▶ _Written exercise_
Set the listing down unchanged, minus every embedded image.

▶ _Data provided_
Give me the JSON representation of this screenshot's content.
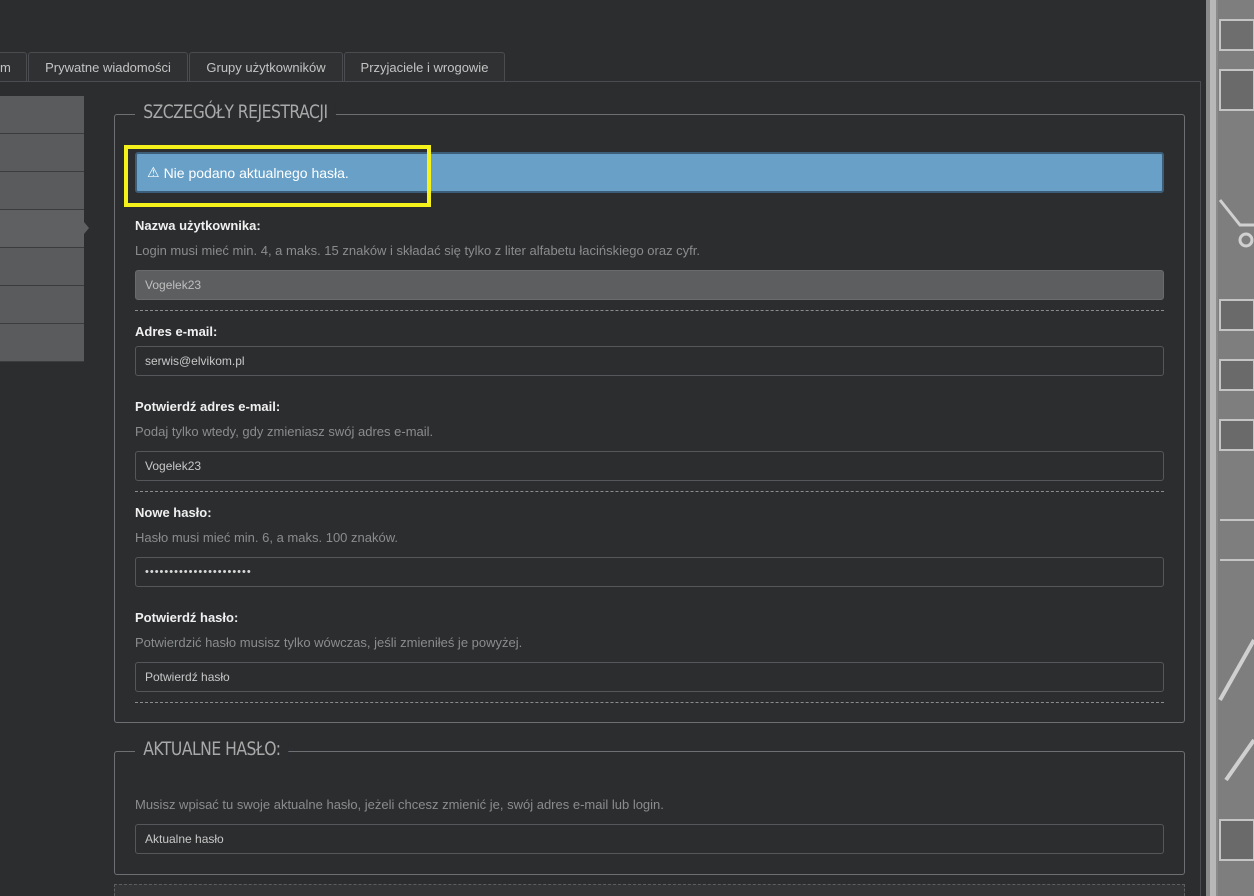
{
  "tabs": [
    {
      "label": "m"
    },
    {
      "label": "Prywatne wiadomości"
    },
    {
      "label": "Grupy użytkowników"
    },
    {
      "label": "Przyjaciele i wrogowie"
    }
  ],
  "registration": {
    "legend": "Szczegóły rejestracji",
    "alert": {
      "icon": "warning-icon",
      "text": "Nie podano aktualnego hasła.",
      "color": "#68a0c8"
    },
    "username": {
      "label": "Nazwa użytkownika:",
      "hint": "Login musi mieć min. 4, a maks. 15 znaków i składać się tylko z liter alfabetu łacińskiego oraz cyfr.",
      "value": "Vogelek23"
    },
    "email": {
      "label": "Adres e-mail:",
      "value": "serwis@elvikom.pl"
    },
    "confirm_email": {
      "label": "Potwierdź adres e-mail:",
      "hint": "Podaj tylko wtedy, gdy zmieniasz swój adres e-mail.",
      "value": "Vogelek23"
    },
    "new_password": {
      "label": "Nowe hasło:",
      "hint": "Hasło musi mieć min. 6, a maks. 100 znaków.",
      "value": "••••••••••••••••••••••"
    },
    "confirm_password": {
      "label": "Potwierdź hasło:",
      "hint": "Potwierdzić hasło musisz tylko wówczas, jeśli zmieniłeś je powyżej.",
      "placeholder": "Potwierdź hasło"
    }
  },
  "current_password": {
    "legend": "Aktualne hasło:",
    "hint": "Musisz wpisać tu swoje aktualne hasło, jeżeli chcesz zmienić je, swój adres e-mail lub login.",
    "placeholder": "Aktualne hasło"
  },
  "highlight_color": "#f4f11b"
}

▶ _The solution_
Give me the JSON representation of this screenshot's content.
{
  "tabs": [
    {
      "label": "m"
    },
    {
      "label": "Prywatne wiadomości"
    },
    {
      "label": "Grupy użytkowników"
    },
    {
      "label": "Przyjaciele i wrogowie"
    }
  ],
  "registration": {
    "legend": "Szczegóły rejestracji",
    "alert": {
      "icon": "warning-icon",
      "text": "Nie podano aktualnego hasła.",
      "color": "#68a0c8"
    },
    "username": {
      "label": "Nazwa użytkownika:",
      "hint": "Login musi mieć min. 4, a maks. 15 znaków i składać się tylko z liter alfabetu łacińskiego oraz cyfr.",
      "value": "Vogelek23"
    },
    "email": {
      "label": "Adres e-mail:",
      "value": "serwis@elvikom.pl"
    },
    "confirm_email": {
      "label": "Potwierdź adres e-mail:",
      "hint": "Podaj tylko wtedy, gdy zmieniasz swój adres e-mail.",
      "value": "Vogelek23"
    },
    "new_password": {
      "label": "Nowe hasło:",
      "hint": "Hasło musi mieć min. 6, a maks. 100 znaków.",
      "value": "••••••••••••••••••••••"
    },
    "confirm_password": {
      "label": "Potwierdź hasło:",
      "hint": "Potwierdzić hasło musisz tylko wówczas, jeśli zmieniłeś je powyżej.",
      "placeholder": "Potwierdź hasło"
    }
  },
  "current_password": {
    "legend": "Aktualne hasło:",
    "hint": "Musisz wpisać tu swoje aktualne hasło, jeżeli chcesz zmienić je, swój adres e-mail lub login.",
    "placeholder": "Aktualne hasło"
  },
  "highlight_color": "#f4f11b"
}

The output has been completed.